OPDRACHT = Kun je de regels hieronder herschrijven als een genummerde lijst, zonder lege regels? Begin bij de eerste regel en stop na de regel met "y-tick-label: 0.4 xyxy=(640,261,665,281)".

++++++

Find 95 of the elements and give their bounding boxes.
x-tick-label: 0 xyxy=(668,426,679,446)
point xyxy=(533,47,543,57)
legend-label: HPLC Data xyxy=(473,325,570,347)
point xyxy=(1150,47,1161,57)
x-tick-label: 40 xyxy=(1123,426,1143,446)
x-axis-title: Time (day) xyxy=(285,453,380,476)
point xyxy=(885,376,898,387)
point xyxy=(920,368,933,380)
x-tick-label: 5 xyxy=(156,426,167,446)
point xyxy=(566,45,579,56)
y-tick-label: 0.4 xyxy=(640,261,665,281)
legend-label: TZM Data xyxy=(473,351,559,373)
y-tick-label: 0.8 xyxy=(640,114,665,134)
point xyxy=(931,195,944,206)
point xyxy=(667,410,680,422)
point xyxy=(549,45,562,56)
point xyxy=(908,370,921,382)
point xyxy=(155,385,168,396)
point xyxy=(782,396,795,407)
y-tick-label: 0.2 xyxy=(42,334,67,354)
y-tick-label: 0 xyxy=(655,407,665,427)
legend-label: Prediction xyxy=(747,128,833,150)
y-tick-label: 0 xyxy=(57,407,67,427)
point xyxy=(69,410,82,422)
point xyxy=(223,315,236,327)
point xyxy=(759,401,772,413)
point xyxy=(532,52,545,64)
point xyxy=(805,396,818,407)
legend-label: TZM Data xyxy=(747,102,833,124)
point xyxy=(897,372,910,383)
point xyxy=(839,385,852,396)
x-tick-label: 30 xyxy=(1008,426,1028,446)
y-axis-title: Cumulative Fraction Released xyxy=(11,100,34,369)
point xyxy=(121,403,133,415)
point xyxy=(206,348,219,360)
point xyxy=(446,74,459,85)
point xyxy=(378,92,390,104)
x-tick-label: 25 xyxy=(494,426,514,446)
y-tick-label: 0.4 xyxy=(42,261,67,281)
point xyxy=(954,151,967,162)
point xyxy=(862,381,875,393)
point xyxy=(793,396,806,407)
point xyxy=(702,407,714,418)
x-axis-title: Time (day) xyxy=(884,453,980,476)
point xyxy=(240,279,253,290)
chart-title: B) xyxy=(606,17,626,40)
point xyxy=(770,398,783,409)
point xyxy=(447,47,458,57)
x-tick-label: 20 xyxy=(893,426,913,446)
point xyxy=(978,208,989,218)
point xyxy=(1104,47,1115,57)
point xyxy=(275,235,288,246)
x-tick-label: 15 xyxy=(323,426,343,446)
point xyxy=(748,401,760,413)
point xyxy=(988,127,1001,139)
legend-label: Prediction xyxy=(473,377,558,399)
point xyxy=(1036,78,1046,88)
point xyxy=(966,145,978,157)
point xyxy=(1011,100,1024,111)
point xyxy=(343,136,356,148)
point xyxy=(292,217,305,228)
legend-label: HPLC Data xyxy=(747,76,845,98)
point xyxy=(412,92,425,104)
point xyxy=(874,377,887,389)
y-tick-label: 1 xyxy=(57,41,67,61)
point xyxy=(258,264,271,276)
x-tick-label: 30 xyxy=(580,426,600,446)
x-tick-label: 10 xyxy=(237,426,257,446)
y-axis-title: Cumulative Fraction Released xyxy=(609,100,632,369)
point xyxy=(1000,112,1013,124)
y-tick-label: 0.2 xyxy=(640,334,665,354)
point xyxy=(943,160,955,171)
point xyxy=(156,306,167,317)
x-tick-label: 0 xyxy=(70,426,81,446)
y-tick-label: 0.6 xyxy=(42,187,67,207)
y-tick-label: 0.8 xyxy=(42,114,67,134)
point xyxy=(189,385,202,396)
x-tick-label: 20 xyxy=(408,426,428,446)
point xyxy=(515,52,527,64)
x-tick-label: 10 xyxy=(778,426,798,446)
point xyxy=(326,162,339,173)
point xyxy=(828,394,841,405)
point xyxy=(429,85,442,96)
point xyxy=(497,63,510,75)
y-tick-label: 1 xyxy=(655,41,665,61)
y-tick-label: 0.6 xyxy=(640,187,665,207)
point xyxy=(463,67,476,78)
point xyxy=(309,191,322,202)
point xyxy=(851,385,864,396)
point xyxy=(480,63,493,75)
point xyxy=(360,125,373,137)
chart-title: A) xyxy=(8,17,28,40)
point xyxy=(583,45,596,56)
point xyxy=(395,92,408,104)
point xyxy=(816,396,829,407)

++++++

RESULTAAT =
1. Find 95 of the elements and give their bounding boxes.
2. x-tick-label: 0 xyxy=(668,426,679,446)
3. point xyxy=(533,47,543,57)
4. legend-label: HPLC Data xyxy=(473,325,570,347)
5. point xyxy=(1150,47,1161,57)
6. x-tick-label: 40 xyxy=(1123,426,1143,446)
7. x-axis-title: Time (day) xyxy=(285,453,380,476)
8. point xyxy=(885,376,898,387)
9. point xyxy=(920,368,933,380)
10. x-tick-label: 5 xyxy=(156,426,167,446)
11. point xyxy=(566,45,579,56)
12. y-tick-label: 0.4 xyxy=(640,261,665,281)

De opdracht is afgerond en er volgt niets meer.